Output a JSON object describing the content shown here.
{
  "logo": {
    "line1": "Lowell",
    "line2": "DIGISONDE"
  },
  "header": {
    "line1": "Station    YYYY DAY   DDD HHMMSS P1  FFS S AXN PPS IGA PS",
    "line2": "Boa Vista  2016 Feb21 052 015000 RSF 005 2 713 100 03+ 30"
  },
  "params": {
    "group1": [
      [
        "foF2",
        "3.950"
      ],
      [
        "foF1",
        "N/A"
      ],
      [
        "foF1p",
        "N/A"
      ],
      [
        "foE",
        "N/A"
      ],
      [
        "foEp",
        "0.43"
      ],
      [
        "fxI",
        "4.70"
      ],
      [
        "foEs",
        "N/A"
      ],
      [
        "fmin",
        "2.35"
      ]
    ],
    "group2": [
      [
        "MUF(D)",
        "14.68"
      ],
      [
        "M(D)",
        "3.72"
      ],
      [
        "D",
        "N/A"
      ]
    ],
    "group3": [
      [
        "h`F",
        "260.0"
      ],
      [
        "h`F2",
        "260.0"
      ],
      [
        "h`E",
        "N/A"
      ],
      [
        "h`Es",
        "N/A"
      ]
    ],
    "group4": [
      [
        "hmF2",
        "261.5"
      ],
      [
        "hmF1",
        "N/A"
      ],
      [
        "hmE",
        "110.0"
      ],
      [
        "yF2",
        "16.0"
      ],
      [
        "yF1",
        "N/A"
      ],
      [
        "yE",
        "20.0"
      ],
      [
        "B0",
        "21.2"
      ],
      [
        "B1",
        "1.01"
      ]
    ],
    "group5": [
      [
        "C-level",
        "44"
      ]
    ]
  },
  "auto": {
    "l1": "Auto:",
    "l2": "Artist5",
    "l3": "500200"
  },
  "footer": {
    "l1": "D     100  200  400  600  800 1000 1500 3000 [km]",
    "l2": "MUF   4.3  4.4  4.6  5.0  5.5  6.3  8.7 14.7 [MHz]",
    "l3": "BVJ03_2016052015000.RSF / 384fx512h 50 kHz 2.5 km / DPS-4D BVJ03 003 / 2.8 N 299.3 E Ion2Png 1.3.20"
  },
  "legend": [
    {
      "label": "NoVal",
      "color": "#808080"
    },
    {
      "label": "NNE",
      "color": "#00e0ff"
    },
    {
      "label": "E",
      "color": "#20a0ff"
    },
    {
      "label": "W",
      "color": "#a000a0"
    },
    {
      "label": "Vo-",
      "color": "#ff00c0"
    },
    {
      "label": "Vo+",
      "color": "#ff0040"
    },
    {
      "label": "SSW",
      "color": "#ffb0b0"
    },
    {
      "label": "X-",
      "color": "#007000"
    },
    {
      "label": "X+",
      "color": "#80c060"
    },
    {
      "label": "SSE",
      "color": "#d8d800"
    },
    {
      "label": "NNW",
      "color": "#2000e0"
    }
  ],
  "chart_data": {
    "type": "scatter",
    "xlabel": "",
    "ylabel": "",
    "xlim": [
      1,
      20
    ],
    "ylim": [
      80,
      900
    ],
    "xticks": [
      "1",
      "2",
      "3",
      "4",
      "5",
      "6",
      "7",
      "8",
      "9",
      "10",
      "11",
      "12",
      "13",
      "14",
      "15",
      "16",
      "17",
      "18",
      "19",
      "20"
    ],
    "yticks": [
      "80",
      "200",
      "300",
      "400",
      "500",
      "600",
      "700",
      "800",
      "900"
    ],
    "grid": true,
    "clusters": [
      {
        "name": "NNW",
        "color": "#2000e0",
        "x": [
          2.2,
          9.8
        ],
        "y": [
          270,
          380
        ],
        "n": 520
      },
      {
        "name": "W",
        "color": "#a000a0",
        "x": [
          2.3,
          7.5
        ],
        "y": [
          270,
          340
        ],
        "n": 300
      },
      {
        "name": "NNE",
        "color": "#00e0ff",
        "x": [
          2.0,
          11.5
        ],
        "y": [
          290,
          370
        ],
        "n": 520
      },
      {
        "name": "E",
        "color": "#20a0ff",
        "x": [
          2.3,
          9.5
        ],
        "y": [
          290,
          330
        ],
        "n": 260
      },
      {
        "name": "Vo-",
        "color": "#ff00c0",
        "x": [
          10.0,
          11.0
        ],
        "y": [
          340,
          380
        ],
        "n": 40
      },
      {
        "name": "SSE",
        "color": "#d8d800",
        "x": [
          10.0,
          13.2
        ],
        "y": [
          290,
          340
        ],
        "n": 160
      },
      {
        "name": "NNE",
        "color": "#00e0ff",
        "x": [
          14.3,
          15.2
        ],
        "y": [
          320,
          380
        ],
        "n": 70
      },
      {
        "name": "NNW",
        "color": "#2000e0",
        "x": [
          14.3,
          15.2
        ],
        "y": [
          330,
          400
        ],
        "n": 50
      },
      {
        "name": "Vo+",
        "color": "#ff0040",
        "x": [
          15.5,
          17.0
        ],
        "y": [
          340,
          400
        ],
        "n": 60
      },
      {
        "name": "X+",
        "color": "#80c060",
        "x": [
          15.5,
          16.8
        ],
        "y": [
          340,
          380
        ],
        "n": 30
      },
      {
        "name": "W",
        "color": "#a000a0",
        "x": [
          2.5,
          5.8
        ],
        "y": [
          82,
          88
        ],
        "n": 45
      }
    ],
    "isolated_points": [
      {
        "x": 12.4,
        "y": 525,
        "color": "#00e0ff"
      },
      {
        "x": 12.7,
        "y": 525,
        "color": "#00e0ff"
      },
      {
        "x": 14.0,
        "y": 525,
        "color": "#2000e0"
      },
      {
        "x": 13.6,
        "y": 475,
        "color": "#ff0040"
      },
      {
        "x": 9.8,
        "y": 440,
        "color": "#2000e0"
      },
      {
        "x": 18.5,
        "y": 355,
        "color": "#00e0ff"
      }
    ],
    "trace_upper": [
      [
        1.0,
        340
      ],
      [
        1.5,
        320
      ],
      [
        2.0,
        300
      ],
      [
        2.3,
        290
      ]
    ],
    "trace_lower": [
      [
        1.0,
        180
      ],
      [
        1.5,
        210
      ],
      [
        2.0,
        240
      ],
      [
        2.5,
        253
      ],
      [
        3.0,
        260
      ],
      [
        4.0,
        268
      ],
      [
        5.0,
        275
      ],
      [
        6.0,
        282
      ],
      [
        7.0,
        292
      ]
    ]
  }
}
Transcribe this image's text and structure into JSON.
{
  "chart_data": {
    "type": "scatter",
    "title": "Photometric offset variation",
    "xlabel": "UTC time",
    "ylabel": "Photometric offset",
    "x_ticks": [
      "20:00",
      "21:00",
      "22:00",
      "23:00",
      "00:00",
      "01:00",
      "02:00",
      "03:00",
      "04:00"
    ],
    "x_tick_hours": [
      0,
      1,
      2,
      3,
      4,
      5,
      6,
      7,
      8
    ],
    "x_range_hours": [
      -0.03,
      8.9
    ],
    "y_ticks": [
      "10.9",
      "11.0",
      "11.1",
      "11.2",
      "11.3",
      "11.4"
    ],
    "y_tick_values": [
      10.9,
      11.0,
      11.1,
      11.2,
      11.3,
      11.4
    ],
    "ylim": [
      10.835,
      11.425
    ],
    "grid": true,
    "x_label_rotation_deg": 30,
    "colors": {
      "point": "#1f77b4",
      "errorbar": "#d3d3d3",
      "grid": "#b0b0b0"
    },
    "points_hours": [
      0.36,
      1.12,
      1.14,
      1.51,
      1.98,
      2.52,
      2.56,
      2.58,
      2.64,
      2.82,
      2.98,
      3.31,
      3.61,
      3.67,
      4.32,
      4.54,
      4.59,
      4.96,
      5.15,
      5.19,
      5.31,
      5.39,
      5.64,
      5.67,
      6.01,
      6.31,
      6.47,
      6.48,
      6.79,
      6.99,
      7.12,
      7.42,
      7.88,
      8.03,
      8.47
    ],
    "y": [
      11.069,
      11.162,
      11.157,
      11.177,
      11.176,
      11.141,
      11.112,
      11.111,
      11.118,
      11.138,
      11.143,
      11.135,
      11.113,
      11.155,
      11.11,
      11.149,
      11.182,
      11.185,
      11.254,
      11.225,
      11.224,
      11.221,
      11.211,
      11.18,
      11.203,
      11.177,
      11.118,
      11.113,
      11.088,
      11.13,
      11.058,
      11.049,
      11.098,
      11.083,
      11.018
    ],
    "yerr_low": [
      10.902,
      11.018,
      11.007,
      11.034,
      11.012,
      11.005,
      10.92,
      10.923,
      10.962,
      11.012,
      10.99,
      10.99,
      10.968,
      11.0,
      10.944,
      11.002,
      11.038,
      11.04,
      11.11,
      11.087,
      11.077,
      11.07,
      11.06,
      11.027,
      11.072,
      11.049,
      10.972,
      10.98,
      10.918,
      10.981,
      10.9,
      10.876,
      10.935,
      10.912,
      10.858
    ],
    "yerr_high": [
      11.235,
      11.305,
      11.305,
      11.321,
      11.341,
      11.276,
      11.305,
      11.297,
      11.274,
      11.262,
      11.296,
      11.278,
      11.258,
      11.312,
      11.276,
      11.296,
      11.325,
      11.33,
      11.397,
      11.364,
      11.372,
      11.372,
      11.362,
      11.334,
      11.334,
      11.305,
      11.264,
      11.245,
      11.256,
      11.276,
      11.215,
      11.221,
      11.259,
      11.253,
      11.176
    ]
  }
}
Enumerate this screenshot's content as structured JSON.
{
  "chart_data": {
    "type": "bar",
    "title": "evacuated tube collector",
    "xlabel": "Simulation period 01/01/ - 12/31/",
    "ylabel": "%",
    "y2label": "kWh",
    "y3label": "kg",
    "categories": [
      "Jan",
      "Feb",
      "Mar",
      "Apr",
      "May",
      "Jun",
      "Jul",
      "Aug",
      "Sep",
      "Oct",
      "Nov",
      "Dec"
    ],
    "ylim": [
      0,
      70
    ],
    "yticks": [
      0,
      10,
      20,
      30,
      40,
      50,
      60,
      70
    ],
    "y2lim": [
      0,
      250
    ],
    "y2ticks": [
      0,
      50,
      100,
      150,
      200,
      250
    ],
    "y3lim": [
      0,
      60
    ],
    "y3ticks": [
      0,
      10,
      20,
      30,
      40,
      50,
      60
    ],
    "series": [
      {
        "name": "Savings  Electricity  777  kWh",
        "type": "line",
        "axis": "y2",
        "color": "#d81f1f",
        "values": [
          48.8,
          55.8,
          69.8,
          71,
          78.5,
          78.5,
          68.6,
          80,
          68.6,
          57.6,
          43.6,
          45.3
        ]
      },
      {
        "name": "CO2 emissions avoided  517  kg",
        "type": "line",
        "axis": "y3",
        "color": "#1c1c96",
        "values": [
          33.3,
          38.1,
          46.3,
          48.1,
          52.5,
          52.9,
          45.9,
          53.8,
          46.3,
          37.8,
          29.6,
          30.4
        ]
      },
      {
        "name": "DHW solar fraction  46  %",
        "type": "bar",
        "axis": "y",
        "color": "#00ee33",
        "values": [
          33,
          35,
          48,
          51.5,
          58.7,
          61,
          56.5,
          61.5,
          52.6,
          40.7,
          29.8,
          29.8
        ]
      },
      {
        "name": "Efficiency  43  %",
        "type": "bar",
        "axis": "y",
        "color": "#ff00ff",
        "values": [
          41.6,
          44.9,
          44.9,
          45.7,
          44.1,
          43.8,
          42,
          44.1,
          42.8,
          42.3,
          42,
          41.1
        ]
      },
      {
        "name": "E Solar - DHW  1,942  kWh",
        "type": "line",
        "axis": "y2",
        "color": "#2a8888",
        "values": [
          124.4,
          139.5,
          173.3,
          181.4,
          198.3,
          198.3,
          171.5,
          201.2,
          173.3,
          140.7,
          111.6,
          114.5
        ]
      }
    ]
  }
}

----

| DIRECTION |
Some lines of the records may hold the word "Photometric". How many do? Answer with a number and nothing else.

| TASK RESULT |
2